• _Set problem_: Each record is to be printed again precisely as it reads.

• _Input material_:
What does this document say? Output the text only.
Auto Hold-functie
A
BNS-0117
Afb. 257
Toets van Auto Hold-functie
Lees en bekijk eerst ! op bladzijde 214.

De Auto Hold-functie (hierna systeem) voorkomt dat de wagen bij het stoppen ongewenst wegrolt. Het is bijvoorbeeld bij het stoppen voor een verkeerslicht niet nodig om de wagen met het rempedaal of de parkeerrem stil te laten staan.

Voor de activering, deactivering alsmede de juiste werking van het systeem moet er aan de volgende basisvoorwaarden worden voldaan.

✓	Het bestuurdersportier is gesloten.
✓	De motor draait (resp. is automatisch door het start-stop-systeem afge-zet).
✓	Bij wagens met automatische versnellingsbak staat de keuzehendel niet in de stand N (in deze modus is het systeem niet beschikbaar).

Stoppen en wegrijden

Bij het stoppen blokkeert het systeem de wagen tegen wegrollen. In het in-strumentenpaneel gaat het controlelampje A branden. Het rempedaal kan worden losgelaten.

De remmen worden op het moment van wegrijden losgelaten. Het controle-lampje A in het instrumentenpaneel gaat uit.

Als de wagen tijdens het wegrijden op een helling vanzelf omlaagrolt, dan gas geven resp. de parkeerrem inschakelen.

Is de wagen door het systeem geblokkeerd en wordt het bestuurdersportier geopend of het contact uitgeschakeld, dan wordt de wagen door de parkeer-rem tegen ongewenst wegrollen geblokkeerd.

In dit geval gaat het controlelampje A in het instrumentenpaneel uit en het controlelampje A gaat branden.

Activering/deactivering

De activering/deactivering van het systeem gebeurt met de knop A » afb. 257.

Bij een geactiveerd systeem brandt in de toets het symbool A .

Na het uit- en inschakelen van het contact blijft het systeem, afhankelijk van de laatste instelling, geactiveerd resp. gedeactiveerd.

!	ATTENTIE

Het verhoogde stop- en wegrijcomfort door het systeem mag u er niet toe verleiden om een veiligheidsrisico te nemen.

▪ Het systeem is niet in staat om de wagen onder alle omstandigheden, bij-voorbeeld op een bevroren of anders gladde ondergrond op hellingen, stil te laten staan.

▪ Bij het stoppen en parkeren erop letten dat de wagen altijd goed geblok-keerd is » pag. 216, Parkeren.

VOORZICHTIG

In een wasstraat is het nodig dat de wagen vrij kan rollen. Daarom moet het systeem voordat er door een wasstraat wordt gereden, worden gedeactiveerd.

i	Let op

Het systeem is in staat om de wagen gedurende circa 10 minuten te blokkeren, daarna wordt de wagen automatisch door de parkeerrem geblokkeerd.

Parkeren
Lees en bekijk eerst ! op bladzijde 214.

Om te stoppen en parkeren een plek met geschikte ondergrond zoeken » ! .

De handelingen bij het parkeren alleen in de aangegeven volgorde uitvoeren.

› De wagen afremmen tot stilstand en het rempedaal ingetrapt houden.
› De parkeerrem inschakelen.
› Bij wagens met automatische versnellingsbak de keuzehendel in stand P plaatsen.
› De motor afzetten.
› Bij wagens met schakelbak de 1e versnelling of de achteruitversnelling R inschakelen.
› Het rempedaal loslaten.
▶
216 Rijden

• _Reply_:
What does this document say? Output the text only.
Auto Hold-functie
A
BNS-0117
Afb. 257
Toets van Auto Hold-functie
Lees en bekijk eerst ! op bladzijde 214.

De Auto Hold-functie (hierna systeem) voorkomt dat de wagen bij het stoppen ongewenst wegrolt. Het is bijvoorbeeld bij het stoppen voor een verkeerslicht niet nodig om de wagen met het rempedaal of de parkeerrem stil te laten staan.

Voor de activering, deactivering alsmede de juiste werking van het systeem moet er aan de volgende basisvoorwaarden worden voldaan.

✓	Het bestuurdersportier is gesloten.
✓	De motor draait (resp. is automatisch door het start-stop-systeem afge-zet).
✓	Bij wagens met automatische versnellingsbak staat de keuzehendel niet in de stand N (in deze modus is het systeem niet beschikbaar).

Stoppen en wegrijden

Bij het stoppen blokkeert het systeem de wagen tegen wegrollen. In het in-strumentenpaneel gaat het controlelampje A branden. Het rempedaal kan worden losgelaten.

De remmen worden op het moment van wegrijden losgelaten. Het controle-lampje A in het instrumentenpaneel gaat uit.

Als de wagen tijdens het wegrijden op een helling vanzelf omlaagrolt, dan gas geven resp. de parkeerrem inschakelen.

Is de wagen door het systeem geblokkeerd en wordt het bestuurdersportier geopend of het contact uitgeschakeld, dan wordt de wagen door de parkeer-rem tegen ongewenst wegrollen geblokkeerd.

In dit geval gaat het controlelampje A in het instrumentenpaneel uit en het controlelampje A gaat branden.

Activering/deactivering

De activering/deactivering van het systeem gebeurt met de knop A » afb. 257.

Bij een geactiveerd systeem brandt in de toets het symbool A .

Na het uit- en inschakelen van het contact blijft het systeem, afhankelijk van de laatste instelling, geactiveerd resp. gedeactiveerd.

!	ATTENTIE

Het verhoogde stop- en wegrijcomfort door het systeem mag u er niet toe verleiden om een veiligheidsrisico te nemen.

▪ Het systeem is niet in staat om de wagen onder alle omstandigheden, bij-voorbeeld op een bevroren of anders gladde ondergrond op hellingen, stil te laten staan.

▪ Bij het stoppen en parkeren erop letten dat de wagen altijd goed geblok-keerd is » pag. 216, Parkeren.

VOORZICHTIG

In een wasstraat is het nodig dat de wagen vrij kan rollen. Daarom moet het systeem voordat er door een wasstraat wordt gereden, worden gedeactiveerd.

i	Let op

Het systeem is in staat om de wagen gedurende circa 10 minuten te blokkeren, daarna wordt de wagen automatisch door de parkeerrem geblokkeerd.

Parkeren
Lees en bekijk eerst ! op bladzijde 214.

Om te stoppen en parkeren een plek met geschikte ondergrond zoeken » ! .

De handelingen bij het parkeren alleen in de aangegeven volgorde uitvoeren.

› De wagen afremmen tot stilstand en het rempedaal ingetrapt houden.
› De parkeerrem inschakelen.
› Bij wagens met automatische versnellingsbak de keuzehendel in stand P plaatsen.
› De motor afzetten.
› Bij wagens met schakelbak de 1e versnelling of de achteruitversnelling R inschakelen.
› Het rempedaal loslaten.
▶
216 Rijden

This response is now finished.